**PROBLEM TO SOLVE**:
Examine the material below. Gather every line in which the string "title" appears.

**EXTRACTED RECORDS**:
========

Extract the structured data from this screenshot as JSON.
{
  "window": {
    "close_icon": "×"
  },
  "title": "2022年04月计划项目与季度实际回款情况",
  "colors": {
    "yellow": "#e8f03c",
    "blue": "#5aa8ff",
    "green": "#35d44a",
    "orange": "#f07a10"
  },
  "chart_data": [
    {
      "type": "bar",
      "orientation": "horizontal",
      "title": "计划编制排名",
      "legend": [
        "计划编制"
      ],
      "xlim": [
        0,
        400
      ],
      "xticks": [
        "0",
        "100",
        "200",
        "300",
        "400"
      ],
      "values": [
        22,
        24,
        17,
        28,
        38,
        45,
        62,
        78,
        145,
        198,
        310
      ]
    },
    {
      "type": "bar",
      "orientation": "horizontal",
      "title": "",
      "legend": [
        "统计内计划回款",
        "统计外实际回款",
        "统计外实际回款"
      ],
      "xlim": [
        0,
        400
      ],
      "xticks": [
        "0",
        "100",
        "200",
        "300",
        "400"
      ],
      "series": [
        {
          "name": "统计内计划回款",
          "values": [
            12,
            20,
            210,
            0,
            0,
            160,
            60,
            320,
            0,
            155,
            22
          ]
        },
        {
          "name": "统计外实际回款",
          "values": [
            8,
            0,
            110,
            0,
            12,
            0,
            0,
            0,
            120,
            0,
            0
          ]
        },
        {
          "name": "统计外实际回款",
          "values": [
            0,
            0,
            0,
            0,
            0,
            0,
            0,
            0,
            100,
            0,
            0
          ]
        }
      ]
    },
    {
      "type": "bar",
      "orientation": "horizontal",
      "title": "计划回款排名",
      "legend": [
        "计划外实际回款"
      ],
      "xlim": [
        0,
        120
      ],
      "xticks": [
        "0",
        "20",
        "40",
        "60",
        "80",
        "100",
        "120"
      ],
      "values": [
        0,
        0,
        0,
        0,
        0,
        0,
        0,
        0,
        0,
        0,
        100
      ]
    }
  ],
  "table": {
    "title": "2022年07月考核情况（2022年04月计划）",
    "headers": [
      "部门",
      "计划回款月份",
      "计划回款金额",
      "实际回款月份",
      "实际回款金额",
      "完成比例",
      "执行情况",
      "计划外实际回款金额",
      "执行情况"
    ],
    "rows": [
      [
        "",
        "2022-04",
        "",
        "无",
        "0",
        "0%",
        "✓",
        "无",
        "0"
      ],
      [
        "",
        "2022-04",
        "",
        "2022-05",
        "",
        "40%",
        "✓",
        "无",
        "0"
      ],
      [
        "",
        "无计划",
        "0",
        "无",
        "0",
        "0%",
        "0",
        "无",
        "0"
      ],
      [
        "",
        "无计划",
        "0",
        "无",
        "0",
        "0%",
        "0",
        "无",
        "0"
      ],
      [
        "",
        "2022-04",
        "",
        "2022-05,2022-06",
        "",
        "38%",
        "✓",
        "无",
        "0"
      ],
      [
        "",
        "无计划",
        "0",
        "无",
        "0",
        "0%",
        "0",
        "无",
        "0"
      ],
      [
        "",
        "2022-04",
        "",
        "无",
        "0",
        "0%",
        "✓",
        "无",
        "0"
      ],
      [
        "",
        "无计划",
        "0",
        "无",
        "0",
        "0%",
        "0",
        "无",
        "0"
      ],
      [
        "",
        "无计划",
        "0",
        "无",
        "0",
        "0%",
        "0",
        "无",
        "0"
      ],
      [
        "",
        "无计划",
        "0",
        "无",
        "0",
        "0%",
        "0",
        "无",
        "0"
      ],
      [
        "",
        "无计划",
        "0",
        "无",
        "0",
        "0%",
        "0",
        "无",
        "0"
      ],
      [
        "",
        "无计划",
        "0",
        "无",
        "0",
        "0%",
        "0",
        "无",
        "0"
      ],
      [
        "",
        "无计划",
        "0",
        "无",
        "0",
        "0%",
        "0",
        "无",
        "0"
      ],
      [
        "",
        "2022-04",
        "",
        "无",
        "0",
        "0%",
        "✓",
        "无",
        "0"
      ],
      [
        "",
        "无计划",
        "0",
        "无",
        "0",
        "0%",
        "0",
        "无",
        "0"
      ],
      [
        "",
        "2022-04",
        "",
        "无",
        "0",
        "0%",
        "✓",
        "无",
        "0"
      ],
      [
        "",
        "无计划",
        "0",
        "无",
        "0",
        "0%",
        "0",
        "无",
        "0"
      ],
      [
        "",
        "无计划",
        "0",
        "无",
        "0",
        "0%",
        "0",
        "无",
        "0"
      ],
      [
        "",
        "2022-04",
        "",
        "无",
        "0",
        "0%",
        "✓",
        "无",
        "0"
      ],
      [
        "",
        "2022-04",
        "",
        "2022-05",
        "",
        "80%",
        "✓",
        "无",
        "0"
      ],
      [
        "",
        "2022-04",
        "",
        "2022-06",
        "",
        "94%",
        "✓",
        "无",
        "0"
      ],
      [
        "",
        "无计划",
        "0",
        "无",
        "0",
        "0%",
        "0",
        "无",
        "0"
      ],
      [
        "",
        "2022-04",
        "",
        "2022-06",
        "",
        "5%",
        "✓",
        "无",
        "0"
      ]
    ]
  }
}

========

**FINAL RESULT**:
  "title": "2022年04月计划项目与季度实际回款情况",
      "title": "计划编制排名",
      "title": "",
      "title": "计划回款排名",
    "title": "2022年07月考核情况（2022年04月计划）",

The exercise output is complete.